---- RECORD EXTRACTS
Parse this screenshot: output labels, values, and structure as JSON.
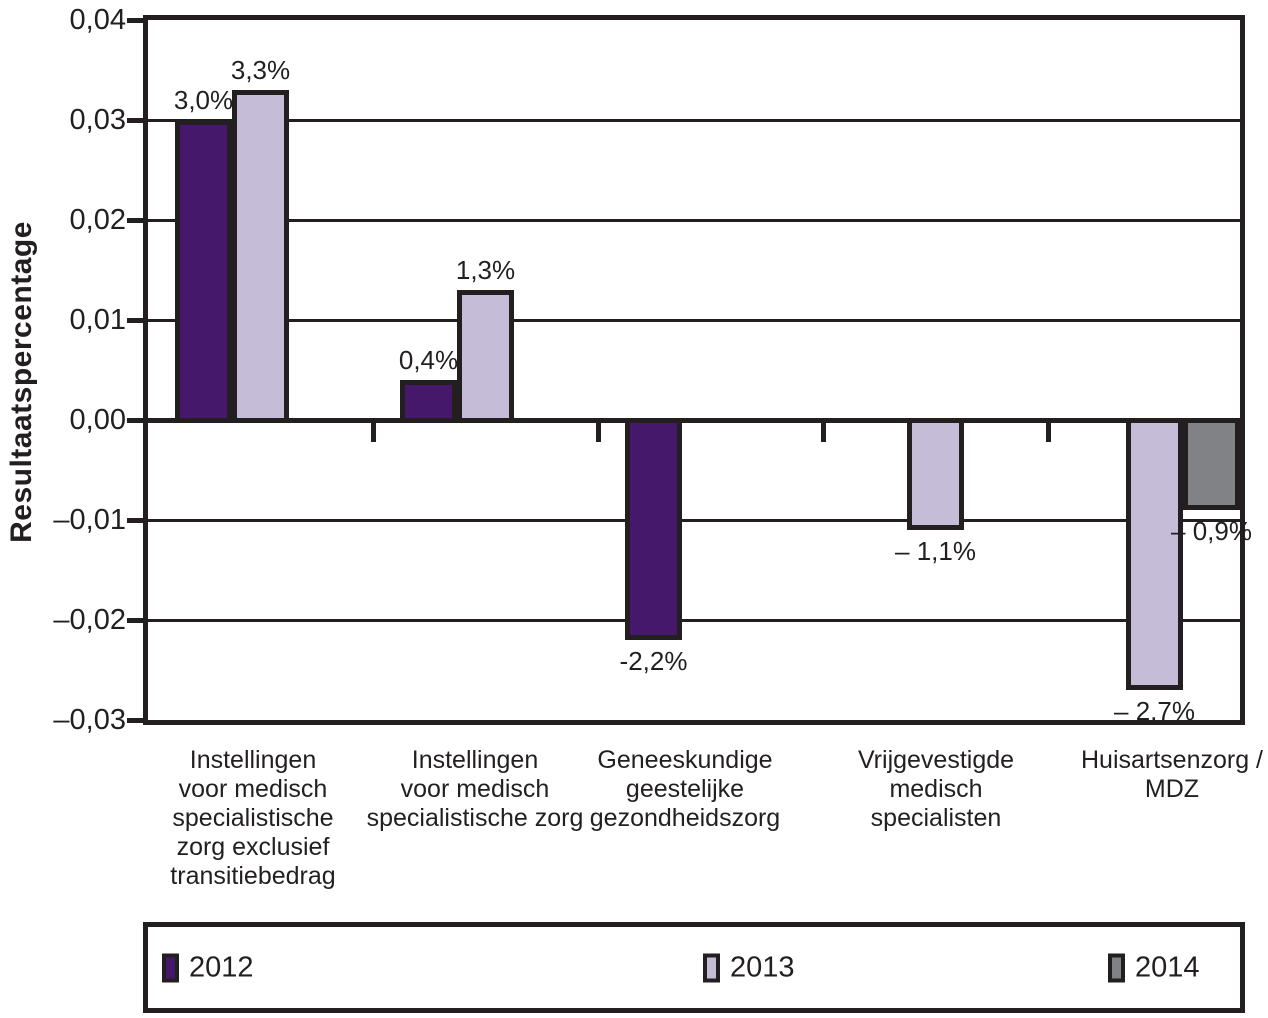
{
  "figure": {
    "background": "#ffffff",
    "line_color": "#231f20"
  },
  "chart_data": {
    "type": "bar",
    "title": "",
    "ylabel": "Resultaatspercentage",
    "xlabel": "",
    "ylim": [
      -0.03,
      0.04
    ],
    "grid": true,
    "legend_position": "bottom",
    "yticks": [
      {
        "v": 0.04,
        "label": "0,04"
      },
      {
        "v": 0.03,
        "label": "0,03"
      },
      {
        "v": 0.02,
        "label": "0,02"
      },
      {
        "v": 0.01,
        "label": "0,01"
      },
      {
        "v": 0.0,
        "label": "0,00"
      },
      {
        "v": -0.01,
        "label": "–0,01"
      },
      {
        "v": -0.02,
        "label": "–0,02"
      },
      {
        "v": -0.03,
        "label": "–0,03"
      }
    ],
    "categories": [
      {
        "label": "Instellingen\nvoor medisch\nspecialistische\nzorg exclusief\ntransitiebedrag"
      },
      {
        "label": "Instellingen\nvoor medisch\nspecialistische zorg"
      },
      {
        "label": "Geneeskundige\ngeestelijke\ngezondheidszorg"
      },
      {
        "label": "Vrijgevestigde\nmedisch\nspecialisten"
      },
      {
        "label": "Huisartsenzorg /\nMDZ"
      }
    ],
    "series": [
      {
        "name": "2012",
        "color": "#45186b",
        "values": [
          0.03,
          0.004,
          -0.022,
          null,
          null
        ],
        "value_labels": [
          "3,0%",
          "0,4%",
          "-2,2%",
          null,
          null
        ]
      },
      {
        "name": "2013",
        "color": "#c5bdd8",
        "values": [
          0.033,
          0.013,
          null,
          -0.011,
          -0.027
        ],
        "value_labels": [
          "3,3%",
          "1,3%",
          null,
          "– 1,1%",
          "– 2,7%"
        ]
      },
      {
        "name": "2014",
        "color": "#808285",
        "values": [
          null,
          null,
          null,
          null,
          -0.009
        ],
        "value_labels": [
          null,
          null,
          null,
          null,
          "– 0,9%"
        ]
      }
    ]
  }
}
--------
» EXERCISE DETAILS
Restate each of the entries above word for word and skip every image.

» EXERCISE RESULT
Parse this screenshot: output labels, values, and structure as JSON.
{
  "figure": {
    "background": "#ffffff",
    "line_color": "#231f20"
  },
  "chart_data": {
    "type": "bar",
    "title": "",
    "ylabel": "Resultaatspercentage",
    "xlabel": "",
    "ylim": [
      -0.03,
      0.04
    ],
    "grid": true,
    "legend_position": "bottom",
    "yticks": [
      {
        "v": 0.04,
        "label": "0,04"
      },
      {
        "v": 0.03,
        "label": "0,03"
      },
      {
        "v": 0.02,
        "label": "0,02"
      },
      {
        "v": 0.01,
        "label": "0,01"
      },
      {
        "v": 0.0,
        "label": "0,00"
      },
      {
        "v": -0.01,
        "label": "–0,01"
      },
      {
        "v": -0.02,
        "label": "–0,02"
      },
      {
        "v": -0.03,
        "label": "–0,03"
      }
    ],
    "categories": [
      {
        "label": "Instellingen\nvoor medisch\nspecialistische\nzorg exclusief\ntransitiebedrag"
      },
      {
        "label": "Instellingen\nvoor medisch\nspecialistische zorg"
      },
      {
        "label": "Geneeskundige\ngeestelijke\ngezondheidszorg"
      },
      {
        "label": "Vrijgevestigde\nmedisch\nspecialisten"
      },
      {
        "label": "Huisartsenzorg /\nMDZ"
      }
    ],
    "series": [
      {
        "name": "2012",
        "color": "#45186b",
        "values": [
          0.03,
          0.004,
          -0.022,
          null,
          null
        ],
        "value_labels": [
          "3,0%",
          "0,4%",
          "-2,2%",
          null,
          null
        ]
      },
      {
        "name": "2013",
        "color": "#c5bdd8",
        "values": [
          0.033,
          0.013,
          null,
          -0.011,
          -0.027
        ],
        "value_labels": [
          "3,3%",
          "1,3%",
          null,
          "– 1,1%",
          "– 2,7%"
        ]
      },
      {
        "name": "2014",
        "color": "#808285",
        "values": [
          null,
          null,
          null,
          null,
          -0.009
        ],
        "value_labels": [
          null,
          null,
          null,
          null,
          "– 0,9%"
        ]
      }
    ]
  }
}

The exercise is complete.